**Requirement:**
Make an exact copy of all the entries below, with the pictures left out.

**Data shown:**
━━━

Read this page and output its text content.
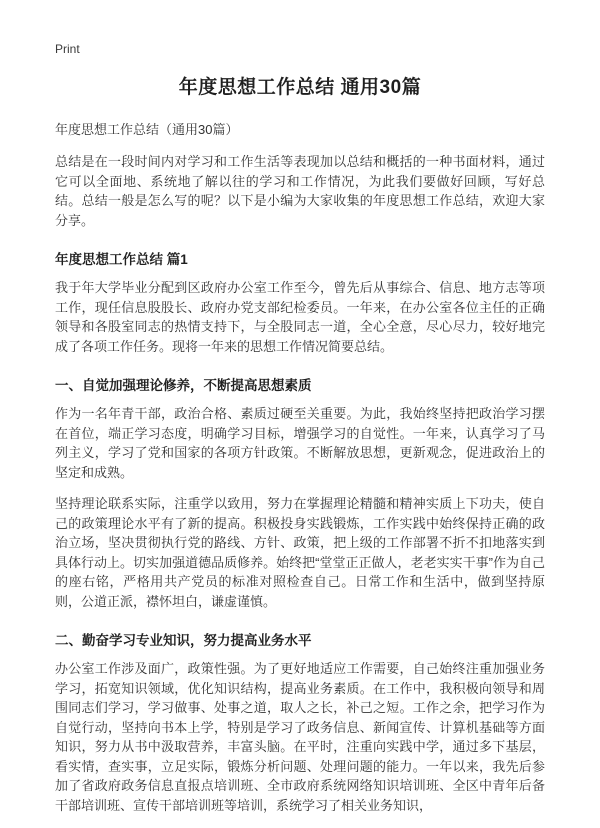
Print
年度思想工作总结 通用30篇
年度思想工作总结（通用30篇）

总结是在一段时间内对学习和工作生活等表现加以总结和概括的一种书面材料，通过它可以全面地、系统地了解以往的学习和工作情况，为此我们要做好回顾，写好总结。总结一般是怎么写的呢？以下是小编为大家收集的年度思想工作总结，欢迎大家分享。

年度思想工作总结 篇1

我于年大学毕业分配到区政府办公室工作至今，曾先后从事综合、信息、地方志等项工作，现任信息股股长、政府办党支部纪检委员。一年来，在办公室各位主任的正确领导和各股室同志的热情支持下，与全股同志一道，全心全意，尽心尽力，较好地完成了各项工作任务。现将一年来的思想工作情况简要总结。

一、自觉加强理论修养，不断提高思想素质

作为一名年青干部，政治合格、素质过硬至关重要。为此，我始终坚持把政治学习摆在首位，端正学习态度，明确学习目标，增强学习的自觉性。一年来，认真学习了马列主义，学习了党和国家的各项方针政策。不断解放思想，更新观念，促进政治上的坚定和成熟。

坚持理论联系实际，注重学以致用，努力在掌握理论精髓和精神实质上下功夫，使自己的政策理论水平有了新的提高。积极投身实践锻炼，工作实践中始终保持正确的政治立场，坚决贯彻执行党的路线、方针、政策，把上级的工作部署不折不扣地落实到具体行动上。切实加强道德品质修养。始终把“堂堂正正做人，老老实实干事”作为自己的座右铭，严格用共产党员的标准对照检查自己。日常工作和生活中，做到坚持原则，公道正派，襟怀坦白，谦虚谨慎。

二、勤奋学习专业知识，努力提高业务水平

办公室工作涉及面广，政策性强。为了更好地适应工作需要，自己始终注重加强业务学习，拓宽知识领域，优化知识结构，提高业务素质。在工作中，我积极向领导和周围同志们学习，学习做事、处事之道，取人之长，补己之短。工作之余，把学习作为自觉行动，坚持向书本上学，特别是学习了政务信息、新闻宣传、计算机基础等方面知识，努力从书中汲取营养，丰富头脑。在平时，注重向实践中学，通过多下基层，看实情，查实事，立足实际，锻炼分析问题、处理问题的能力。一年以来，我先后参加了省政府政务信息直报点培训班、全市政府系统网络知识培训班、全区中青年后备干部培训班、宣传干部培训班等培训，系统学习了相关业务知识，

━━━

**Task output:**
Read this page and output its text content.
Print
年度思想工作总结 通用30篇
年度思想工作总结（通用30篇）

总结是在一段时间内对学习和工作生活等表现加以总结和概括的一种书面材料，通过它可以全面地、系统地了解以往的学习和工作情况，为此我们要做好回顾，写好总结。总结一般是怎么写的呢？以下是小编为大家收集的年度思想工作总结，欢迎大家分享。

年度思想工作总结 篇1

我于年大学毕业分配到区政府办公室工作至今，曾先后从事综合、信息、地方志等项工作，现任信息股股长、政府办党支部纪检委员。一年来，在办公室各位主任的正确领导和各股室同志的热情支持下，与全股同志一道，全心全意，尽心尽力，较好地完成了各项工作任务。现将一年来的思想工作情况简要总结。

一、自觉加强理论修养，不断提高思想素质

作为一名年青干部，政治合格、素质过硬至关重要。为此，我始终坚持把政治学习摆在首位，端正学习态度，明确学习目标，增强学习的自觉性。一年来，认真学习了马列主义，学习了党和国家的各项方针政策。不断解放思想，更新观念，促进政治上的坚定和成熟。

坚持理论联系实际，注重学以致用，努力在掌握理论精髓和精神实质上下功夫，使自己的政策理论水平有了新的提高。积极投身实践锻炼，工作实践中始终保持正确的政治立场，坚决贯彻执行党的路线、方针、政策，把上级的工作部署不折不扣地落实到具体行动上。切实加强道德品质修养。始终把“堂堂正正做人，老老实实干事”作为自己的座右铭，严格用共产党员的标准对照检查自己。日常工作和生活中，做到坚持原则，公道正派，襟怀坦白，谦虚谨慎。

二、勤奋学习专业知识，努力提高业务水平

办公室工作涉及面广，政策性强。为了更好地适应工作需要，自己始终注重加强业务学习，拓宽知识领域，优化知识结构，提高业务素质。在工作中，我积极向领导和周围同志们学习，学习做事、处事之道，取人之长，补己之短。工作之余，把学习作为自觉行动，坚持向书本上学，特别是学习了政务信息、新闻宣传、计算机基础等方面知识，努力从书中汲取营养，丰富头脑。在平时，注重向实践中学，通过多下基层，看实情，查实事，立足实际，锻炼分析问题、处理问题的能力。一年以来，我先后参加了省政府政务信息直报点培训班、全市政府系统网络知识培训班、全区中青年后备干部培训班、宣传干部培训班等培训，系统学习了相关业务知识，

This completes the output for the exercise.